§ Exercise:
Quote all entries in full, exactly.

§ Listed entries:

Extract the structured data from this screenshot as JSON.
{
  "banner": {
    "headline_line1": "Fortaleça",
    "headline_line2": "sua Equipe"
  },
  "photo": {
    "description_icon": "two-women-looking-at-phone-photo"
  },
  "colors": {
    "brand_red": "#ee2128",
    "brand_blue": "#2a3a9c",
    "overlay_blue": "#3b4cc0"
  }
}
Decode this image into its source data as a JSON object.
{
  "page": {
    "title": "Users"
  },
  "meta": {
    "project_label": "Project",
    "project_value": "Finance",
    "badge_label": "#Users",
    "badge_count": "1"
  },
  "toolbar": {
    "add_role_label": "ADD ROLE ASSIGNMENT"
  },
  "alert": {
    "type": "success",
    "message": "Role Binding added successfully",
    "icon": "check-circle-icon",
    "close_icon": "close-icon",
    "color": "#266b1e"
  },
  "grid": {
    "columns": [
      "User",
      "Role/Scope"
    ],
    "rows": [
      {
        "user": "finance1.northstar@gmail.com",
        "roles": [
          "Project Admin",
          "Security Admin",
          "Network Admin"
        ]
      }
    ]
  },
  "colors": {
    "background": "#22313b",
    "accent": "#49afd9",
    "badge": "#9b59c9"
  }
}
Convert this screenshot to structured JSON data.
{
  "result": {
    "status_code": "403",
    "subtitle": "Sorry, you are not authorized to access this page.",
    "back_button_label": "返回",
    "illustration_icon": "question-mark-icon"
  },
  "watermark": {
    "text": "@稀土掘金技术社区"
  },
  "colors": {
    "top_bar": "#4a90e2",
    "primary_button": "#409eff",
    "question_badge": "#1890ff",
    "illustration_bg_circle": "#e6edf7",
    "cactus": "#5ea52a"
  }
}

§ Task solution:
Extract the structured data from this screenshot as JSON.
{
  "banner": {
    "headline_line1": "Fortaleça",
    "headline_line2": "sua Equipe"
  },
  "photo": {
    "description_icon": "two-women-looking-at-phone-photo"
  },
  "colors": {
    "brand_red": "#ee2128",
    "brand_blue": "#2a3a9c",
    "overlay_blue": "#3b4cc0"
  }
}
Decode this image into its source data as a JSON object.
{
  "page": {
    "title": "Users"
  },
  "meta": {
    "project_label": "Project",
    "project_value": "Finance",
    "badge_label": "#Users",
    "badge_count": "1"
  },
  "toolbar": {
    "add_role_label": "ADD ROLE ASSIGNMENT"
  },
  "alert": {
    "type": "success",
    "message": "Role Binding added successfully",
    "icon": "check-circle-icon",
    "close_icon": "close-icon",
    "color": "#266b1e"
  },
  "grid": {
    "columns": [
      "User",
      "Role/Scope"
    ],
    "rows": [
      {
        "user": "finance1.northstar@gmail.com",
        "roles": [
          "Project Admin",
          "Security Admin",
          "Network Admin"
        ]
      }
    ]
  },
  "colors": {
    "background": "#22313b",
    "accent": "#49afd9",
    "badge": "#9b59c9"
  }
}
Convert this screenshot to structured JSON data.
{
  "result": {
    "status_code": "403",
    "subtitle": "Sorry, you are not authorized to access this page.",
    "back_button_label": "返回",
    "illustration_icon": "question-mark-icon"
  },
  "watermark": {
    "text": "@稀土掘金技术社区"
  },
  "colors": {
    "top_bar": "#4a90e2",
    "primary_button": "#409eff",
    "question_badge": "#1890ff",
    "illustration_bg_circle": "#e6edf7",
    "cactus": "#5ea52a"
  }
}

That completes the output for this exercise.